WORK INSTRUCTIONS> Work out how many lines in the listing below include the word "which". Give nothing but the number.

MATERIAL PROVIDED>
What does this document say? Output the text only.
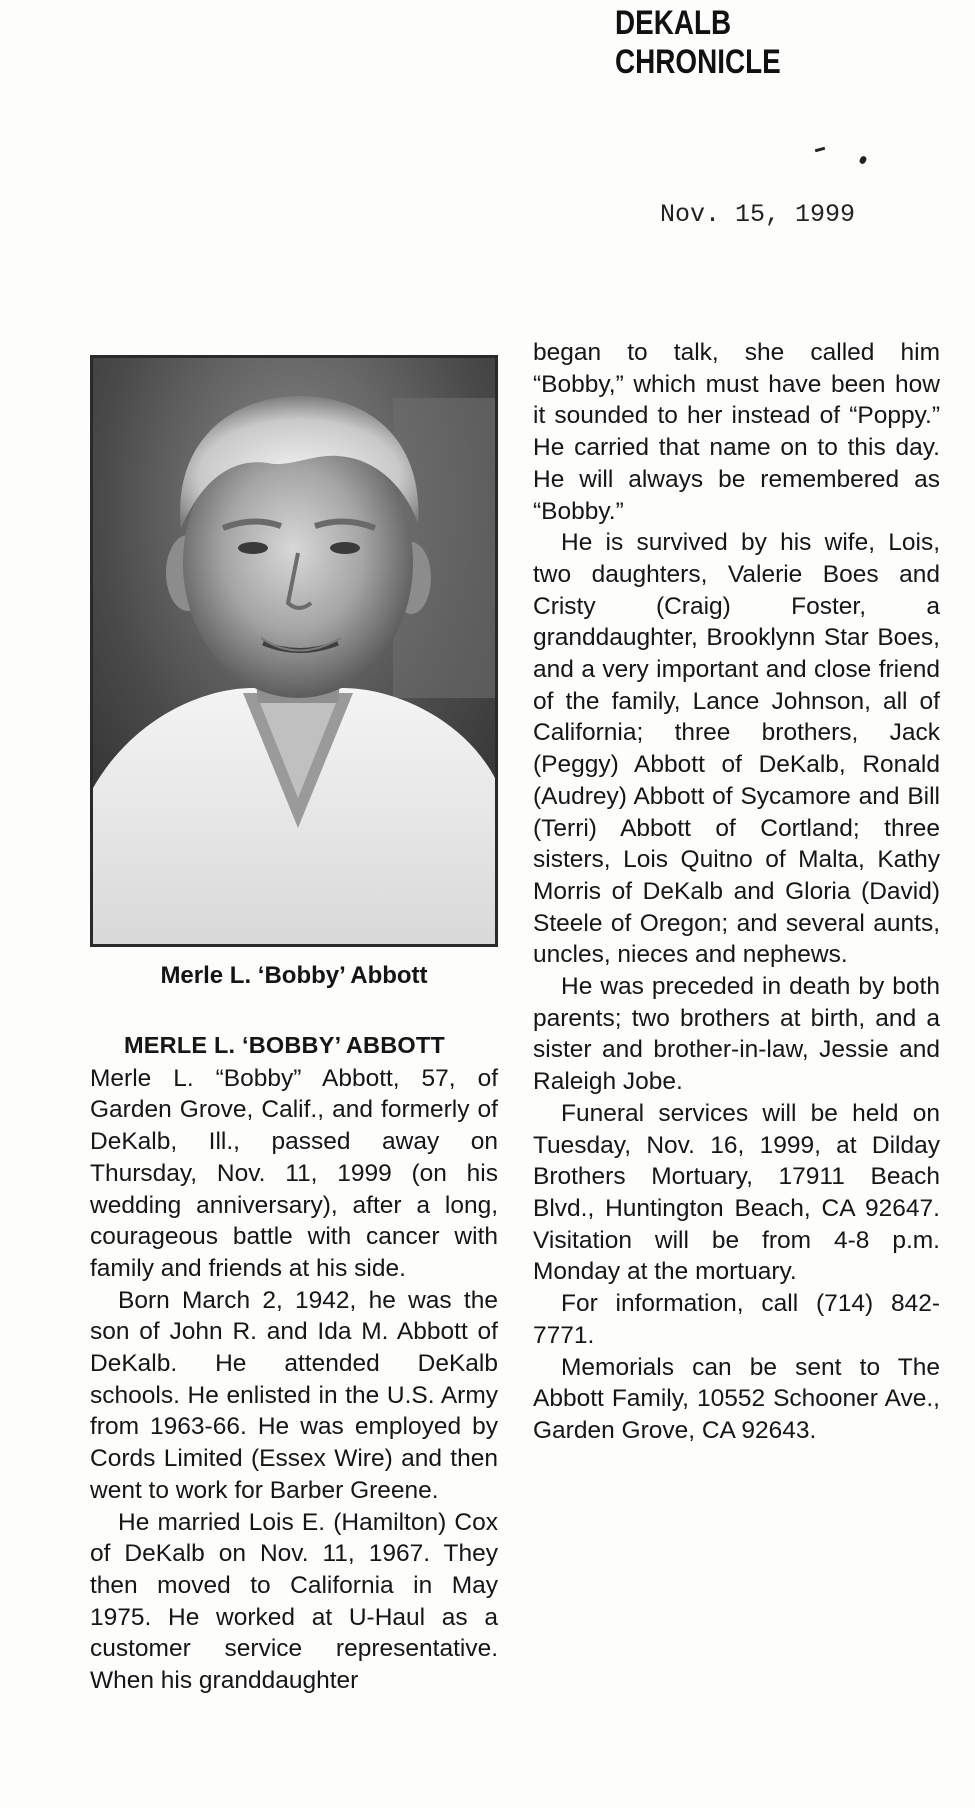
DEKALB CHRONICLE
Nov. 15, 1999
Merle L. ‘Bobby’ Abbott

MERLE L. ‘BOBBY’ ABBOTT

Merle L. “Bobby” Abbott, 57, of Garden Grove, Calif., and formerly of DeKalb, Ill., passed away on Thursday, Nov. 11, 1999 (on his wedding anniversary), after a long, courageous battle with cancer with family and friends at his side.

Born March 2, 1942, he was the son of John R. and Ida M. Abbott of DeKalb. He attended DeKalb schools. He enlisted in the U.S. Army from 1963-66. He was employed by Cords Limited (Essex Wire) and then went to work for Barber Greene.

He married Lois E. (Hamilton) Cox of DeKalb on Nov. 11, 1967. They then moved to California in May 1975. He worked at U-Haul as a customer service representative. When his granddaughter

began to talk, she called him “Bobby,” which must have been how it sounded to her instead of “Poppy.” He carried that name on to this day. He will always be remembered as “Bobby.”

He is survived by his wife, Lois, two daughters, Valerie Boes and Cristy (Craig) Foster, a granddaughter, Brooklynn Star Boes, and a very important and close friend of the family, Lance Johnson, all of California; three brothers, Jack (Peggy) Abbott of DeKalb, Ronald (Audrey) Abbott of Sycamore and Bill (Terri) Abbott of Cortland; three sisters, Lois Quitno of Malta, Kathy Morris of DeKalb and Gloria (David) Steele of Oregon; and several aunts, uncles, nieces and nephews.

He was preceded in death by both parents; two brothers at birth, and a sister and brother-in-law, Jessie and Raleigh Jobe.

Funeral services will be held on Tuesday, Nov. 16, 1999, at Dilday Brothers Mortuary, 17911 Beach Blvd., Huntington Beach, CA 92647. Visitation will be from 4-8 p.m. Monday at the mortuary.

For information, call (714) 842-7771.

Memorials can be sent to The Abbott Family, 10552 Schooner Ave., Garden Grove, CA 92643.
--
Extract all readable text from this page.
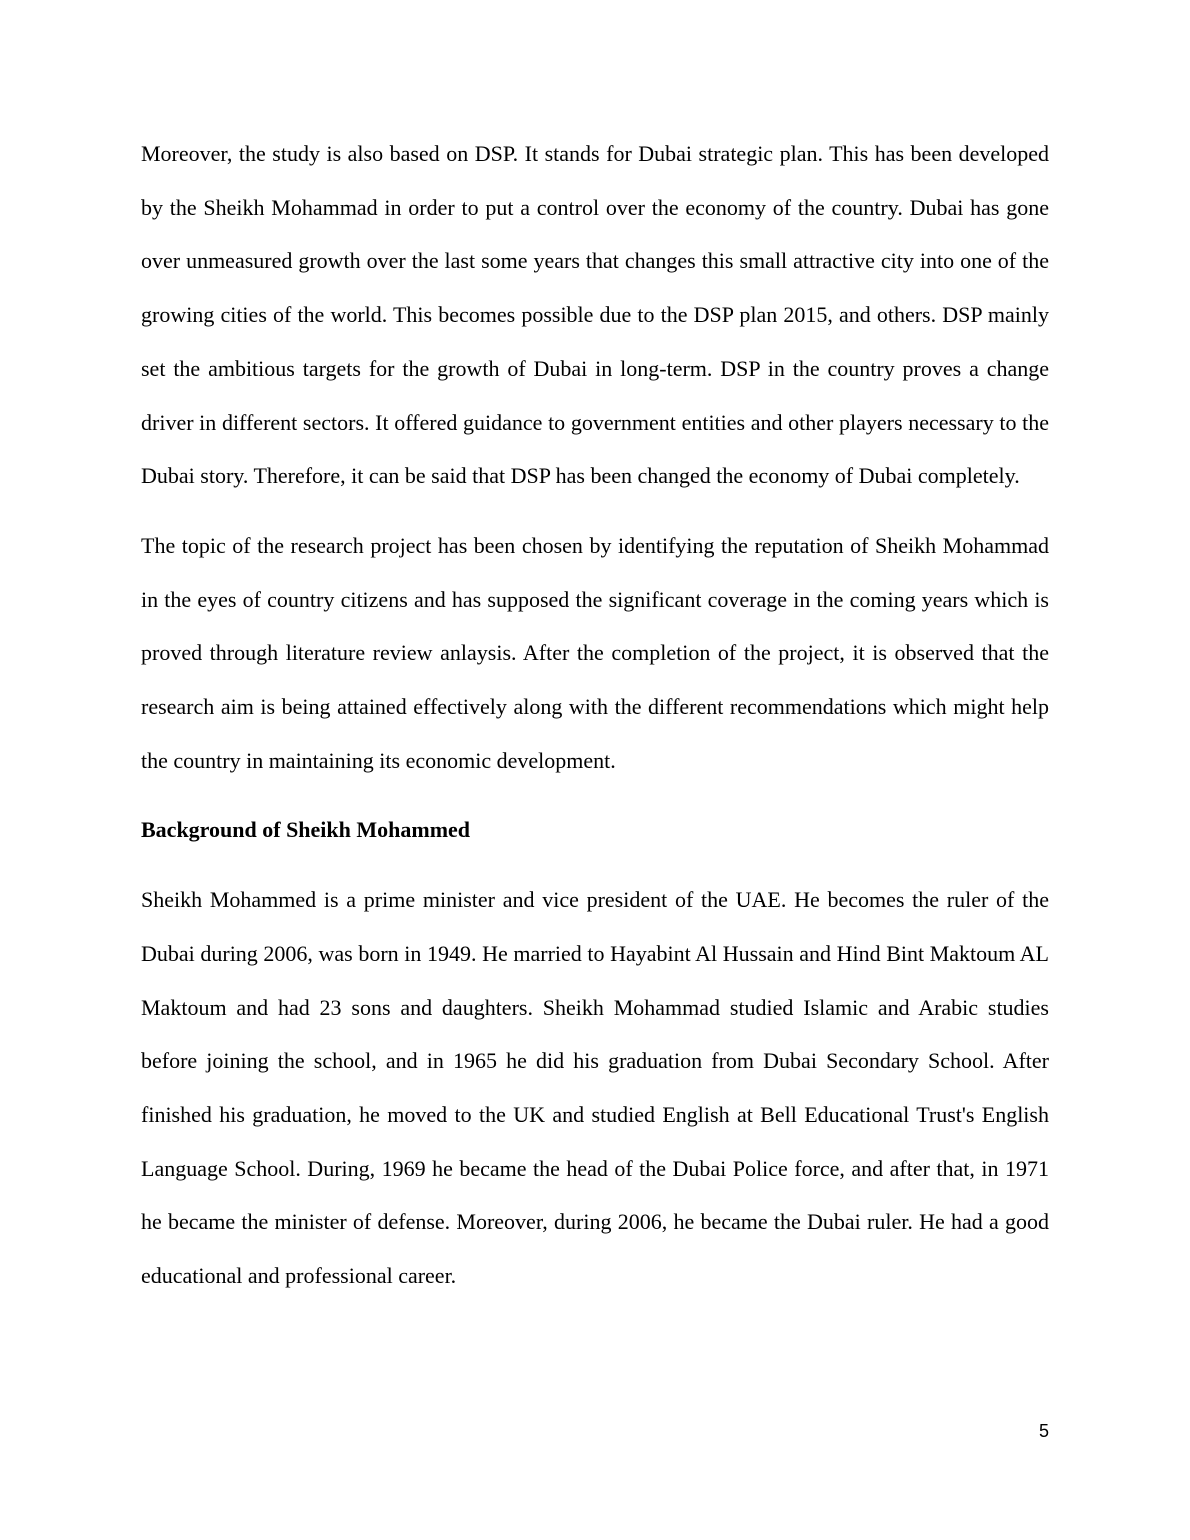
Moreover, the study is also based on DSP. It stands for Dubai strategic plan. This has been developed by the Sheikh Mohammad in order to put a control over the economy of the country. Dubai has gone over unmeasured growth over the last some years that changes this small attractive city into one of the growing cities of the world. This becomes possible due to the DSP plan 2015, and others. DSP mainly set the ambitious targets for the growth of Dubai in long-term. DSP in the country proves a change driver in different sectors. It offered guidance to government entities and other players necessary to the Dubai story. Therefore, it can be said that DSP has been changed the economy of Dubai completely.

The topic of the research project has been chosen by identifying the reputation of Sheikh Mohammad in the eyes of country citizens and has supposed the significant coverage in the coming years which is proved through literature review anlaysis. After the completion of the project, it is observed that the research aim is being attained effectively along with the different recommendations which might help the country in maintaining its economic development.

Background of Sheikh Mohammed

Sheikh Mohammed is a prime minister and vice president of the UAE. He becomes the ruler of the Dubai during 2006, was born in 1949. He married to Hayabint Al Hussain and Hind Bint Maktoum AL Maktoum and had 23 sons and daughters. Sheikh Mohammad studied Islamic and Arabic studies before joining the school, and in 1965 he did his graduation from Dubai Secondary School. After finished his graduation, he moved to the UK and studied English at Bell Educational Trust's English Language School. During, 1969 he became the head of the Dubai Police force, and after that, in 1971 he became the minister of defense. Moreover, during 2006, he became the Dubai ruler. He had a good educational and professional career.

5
---
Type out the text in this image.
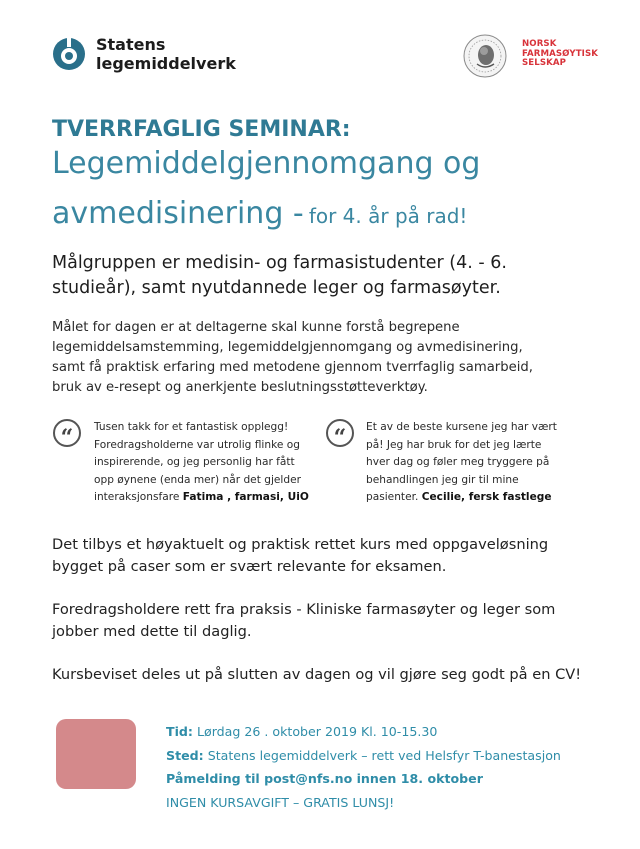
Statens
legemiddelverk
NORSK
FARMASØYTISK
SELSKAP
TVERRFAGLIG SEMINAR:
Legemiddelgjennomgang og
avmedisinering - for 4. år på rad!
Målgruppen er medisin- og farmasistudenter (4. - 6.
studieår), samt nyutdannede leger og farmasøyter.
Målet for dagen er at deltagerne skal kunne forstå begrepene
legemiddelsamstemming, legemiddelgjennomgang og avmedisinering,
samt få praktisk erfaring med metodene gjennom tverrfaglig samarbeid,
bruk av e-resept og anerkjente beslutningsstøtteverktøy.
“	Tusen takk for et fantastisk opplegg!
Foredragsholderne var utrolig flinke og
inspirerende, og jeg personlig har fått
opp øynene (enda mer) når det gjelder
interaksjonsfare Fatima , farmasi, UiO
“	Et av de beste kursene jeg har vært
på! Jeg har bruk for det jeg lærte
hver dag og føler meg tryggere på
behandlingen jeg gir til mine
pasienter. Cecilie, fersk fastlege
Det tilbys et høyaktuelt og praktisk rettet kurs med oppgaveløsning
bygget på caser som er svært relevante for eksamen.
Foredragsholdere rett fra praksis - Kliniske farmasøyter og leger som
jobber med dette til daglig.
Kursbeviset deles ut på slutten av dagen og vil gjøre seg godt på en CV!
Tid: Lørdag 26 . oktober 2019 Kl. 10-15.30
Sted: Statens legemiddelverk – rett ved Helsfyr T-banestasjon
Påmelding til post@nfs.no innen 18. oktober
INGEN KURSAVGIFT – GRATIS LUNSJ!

THE OUTPUT> 2